▶ [Your objective]:
Copy each line exactly.

▶ [Dataset entries]:
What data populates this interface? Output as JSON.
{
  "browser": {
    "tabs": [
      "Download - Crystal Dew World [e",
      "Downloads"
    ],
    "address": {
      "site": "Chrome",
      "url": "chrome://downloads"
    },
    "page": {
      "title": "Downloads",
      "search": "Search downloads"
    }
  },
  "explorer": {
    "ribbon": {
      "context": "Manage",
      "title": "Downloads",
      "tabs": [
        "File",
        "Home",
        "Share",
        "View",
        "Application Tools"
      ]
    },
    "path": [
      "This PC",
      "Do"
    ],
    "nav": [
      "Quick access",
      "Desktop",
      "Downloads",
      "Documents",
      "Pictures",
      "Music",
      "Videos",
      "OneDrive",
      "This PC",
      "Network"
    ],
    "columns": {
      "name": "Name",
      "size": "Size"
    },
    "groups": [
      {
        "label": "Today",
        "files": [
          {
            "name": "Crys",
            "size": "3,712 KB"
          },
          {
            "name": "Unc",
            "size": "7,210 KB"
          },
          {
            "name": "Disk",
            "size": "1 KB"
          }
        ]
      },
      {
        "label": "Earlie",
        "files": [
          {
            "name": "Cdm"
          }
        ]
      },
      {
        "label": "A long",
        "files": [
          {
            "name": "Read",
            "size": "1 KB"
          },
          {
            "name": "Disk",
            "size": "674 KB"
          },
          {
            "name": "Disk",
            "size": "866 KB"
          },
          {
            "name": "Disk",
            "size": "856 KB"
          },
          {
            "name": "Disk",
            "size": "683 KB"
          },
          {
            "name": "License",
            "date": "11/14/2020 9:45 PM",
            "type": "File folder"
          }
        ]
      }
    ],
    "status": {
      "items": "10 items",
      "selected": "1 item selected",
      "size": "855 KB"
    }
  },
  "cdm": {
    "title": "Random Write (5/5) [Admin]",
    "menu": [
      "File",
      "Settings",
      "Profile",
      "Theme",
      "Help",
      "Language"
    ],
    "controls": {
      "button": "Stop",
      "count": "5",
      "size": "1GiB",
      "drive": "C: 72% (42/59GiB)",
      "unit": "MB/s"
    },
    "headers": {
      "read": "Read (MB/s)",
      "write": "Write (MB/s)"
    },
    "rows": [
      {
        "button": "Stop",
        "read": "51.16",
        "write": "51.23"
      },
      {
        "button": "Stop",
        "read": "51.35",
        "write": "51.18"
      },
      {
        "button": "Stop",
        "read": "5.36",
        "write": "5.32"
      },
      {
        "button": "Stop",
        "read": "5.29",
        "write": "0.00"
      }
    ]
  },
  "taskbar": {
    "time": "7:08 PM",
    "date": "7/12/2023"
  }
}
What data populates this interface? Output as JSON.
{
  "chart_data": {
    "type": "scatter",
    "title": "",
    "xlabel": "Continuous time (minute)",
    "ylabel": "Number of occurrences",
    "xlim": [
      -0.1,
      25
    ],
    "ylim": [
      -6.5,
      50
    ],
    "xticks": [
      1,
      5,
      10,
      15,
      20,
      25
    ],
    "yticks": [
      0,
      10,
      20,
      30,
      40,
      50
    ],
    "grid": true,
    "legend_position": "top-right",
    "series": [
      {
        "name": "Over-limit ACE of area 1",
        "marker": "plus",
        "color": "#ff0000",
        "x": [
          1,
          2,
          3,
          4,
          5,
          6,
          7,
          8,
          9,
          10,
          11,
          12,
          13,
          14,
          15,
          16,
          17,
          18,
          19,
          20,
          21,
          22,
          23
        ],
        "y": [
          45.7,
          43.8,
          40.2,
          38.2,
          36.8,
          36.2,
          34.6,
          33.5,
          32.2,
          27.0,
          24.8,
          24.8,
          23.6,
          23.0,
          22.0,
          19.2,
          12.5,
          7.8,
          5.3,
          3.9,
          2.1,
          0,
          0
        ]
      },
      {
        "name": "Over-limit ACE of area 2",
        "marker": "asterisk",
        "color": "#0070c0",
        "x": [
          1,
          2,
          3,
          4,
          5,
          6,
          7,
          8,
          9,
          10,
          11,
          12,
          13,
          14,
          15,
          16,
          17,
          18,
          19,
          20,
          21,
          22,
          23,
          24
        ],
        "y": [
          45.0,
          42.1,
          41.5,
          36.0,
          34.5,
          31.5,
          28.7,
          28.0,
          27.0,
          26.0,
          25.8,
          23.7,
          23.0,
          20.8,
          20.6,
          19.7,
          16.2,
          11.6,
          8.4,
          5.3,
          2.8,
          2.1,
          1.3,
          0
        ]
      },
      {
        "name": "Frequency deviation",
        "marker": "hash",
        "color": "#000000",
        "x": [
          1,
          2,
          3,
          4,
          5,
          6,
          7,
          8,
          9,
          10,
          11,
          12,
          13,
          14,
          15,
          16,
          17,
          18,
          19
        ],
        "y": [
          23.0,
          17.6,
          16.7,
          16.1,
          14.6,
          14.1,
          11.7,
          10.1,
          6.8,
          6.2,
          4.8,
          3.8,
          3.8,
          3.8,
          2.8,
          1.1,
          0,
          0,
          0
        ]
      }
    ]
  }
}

▶ [Result for this exercise]:
What data populates this interface? Output as JSON.
{
  "browser": {
    "tabs": [
      "Download - Crystal Dew World [e",
      "Downloads"
    ],
    "address": {
      "site": "Chrome",
      "url": "chrome://downloads"
    },
    "page": {
      "title": "Downloads",
      "search": "Search downloads"
    }
  },
  "explorer": {
    "ribbon": {
      "context": "Manage",
      "title": "Downloads",
      "tabs": [
        "File",
        "Home",
        "Share",
        "View",
        "Application Tools"
      ]
    },
    "path": [
      "This PC",
      "Do"
    ],
    "nav": [
      "Quick access",
      "Desktop",
      "Downloads",
      "Documents",
      "Pictures",
      "Music",
      "Videos",
      "OneDrive",
      "This PC",
      "Network"
    ],
    "columns": {
      "name": "Name",
      "size": "Size"
    },
    "groups": [
      {
        "label": "Today",
        "files": [
          {
            "name": "Crys",
            "size": "3,712 KB"
          },
          {
            "name": "Unc",
            "size": "7,210 KB"
          },
          {
            "name": "Disk",
            "size": "1 KB"
          }
        ]
      },
      {
        "label": "Earlie",
        "files": [
          {
            "name": "Cdm"
          }
        ]
      },
      {
        "label": "A long",
        "files": [
          {
            "name": "Read",
            "size": "1 KB"
          },
          {
            "name": "Disk",
            "size": "674 KB"
          },
          {
            "name": "Disk",
            "size": "866 KB"
          },
          {
            "name": "Disk",
            "size": "856 KB"
          },
          {
            "name": "Disk",
            "size": "683 KB"
          },
          {
            "name": "License",
            "date": "11/14/2020 9:45 PM",
            "type": "File folder"
          }
        ]
      }
    ],
    "status": {
      "items": "10 items",
      "selected": "1 item selected",
      "size": "855 KB"
    }
  },
  "cdm": {
    "title": "Random Write (5/5) [Admin]",
    "menu": [
      "File",
      "Settings",
      "Profile",
      "Theme",
      "Help",
      "Language"
    ],
    "controls": {
      "button": "Stop",
      "count": "5",
      "size": "1GiB",
      "drive": "C: 72% (42/59GiB)",
      "unit": "MB/s"
    },
    "headers": {
      "read": "Read (MB/s)",
      "write": "Write (MB/s)"
    },
    "rows": [
      {
        "button": "Stop",
        "read": "51.16",
        "write": "51.23"
      },
      {
        "button": "Stop",
        "read": "51.35",
        "write": "51.18"
      },
      {
        "button": "Stop",
        "read": "5.36",
        "write": "5.32"
      },
      {
        "button": "Stop",
        "read": "5.29",
        "write": "0.00"
      }
    ]
  },
  "taskbar": {
    "time": "7:08 PM",
    "date": "7/12/2023"
  }
}
What data populates this interface? Output as JSON.
{
  "chart_data": {
    "type": "scatter",
    "title": "",
    "xlabel": "Continuous time (minute)",
    "ylabel": "Number of occurrences",
    "xlim": [
      -0.1,
      25
    ],
    "ylim": [
      -6.5,
      50
    ],
    "xticks": [
      1,
      5,
      10,
      15,
      20,
      25
    ],
    "yticks": [
      0,
      10,
      20,
      30,
      40,
      50
    ],
    "grid": true,
    "legend_position": "top-right",
    "series": [
      {
        "name": "Over-limit ACE of area 1",
        "marker": "plus",
        "color": "#ff0000",
        "x": [
          1,
          2,
          3,
          4,
          5,
          6,
          7,
          8,
          9,
          10,
          11,
          12,
          13,
          14,
          15,
          16,
          17,
          18,
          19,
          20,
          21,
          22,
          23
        ],
        "y": [
          45.7,
          43.8,
          40.2,
          38.2,
          36.8,
          36.2,
          34.6,
          33.5,
          32.2,
          27.0,
          24.8,
          24.8,
          23.6,
          23.0,
          22.0,
          19.2,
          12.5,
          7.8,
          5.3,
          3.9,
          2.1,
          0,
          0
        ]
      },
      {
        "name": "Over-limit ACE of area 2",
        "marker": "asterisk",
        "color": "#0070c0",
        "x": [
          1,
          2,
          3,
          4,
          5,
          6,
          7,
          8,
          9,
          10,
          11,
          12,
          13,
          14,
          15,
          16,
          17,
          18,
          19,
          20,
          21,
          22,
          23,
          24
        ],
        "y": [
          45.0,
          42.1,
          41.5,
          36.0,
          34.5,
          31.5,
          28.7,
          28.0,
          27.0,
          26.0,
          25.8,
          23.7,
          23.0,
          20.8,
          20.6,
          19.7,
          16.2,
          11.6,
          8.4,
          5.3,
          2.8,
          2.1,
          1.3,
          0
        ]
      },
      {
        "name": "Frequency deviation",
        "marker": "hash",
        "color": "#000000",
        "x": [
          1,
          2,
          3,
          4,
          5,
          6,
          7,
          8,
          9,
          10,
          11,
          12,
          13,
          14,
          15,
          16,
          17,
          18,
          19
        ],
        "y": [
          23.0,
          17.6,
          16.7,
          16.1,
          14.6,
          14.1,
          11.7,
          10.1,
          6.8,
          6.2,
          4.8,
          3.8,
          3.8,
          3.8,
          2.8,
          1.1,
          0,
          0,
          0
        ]
      }
    ]
  }
}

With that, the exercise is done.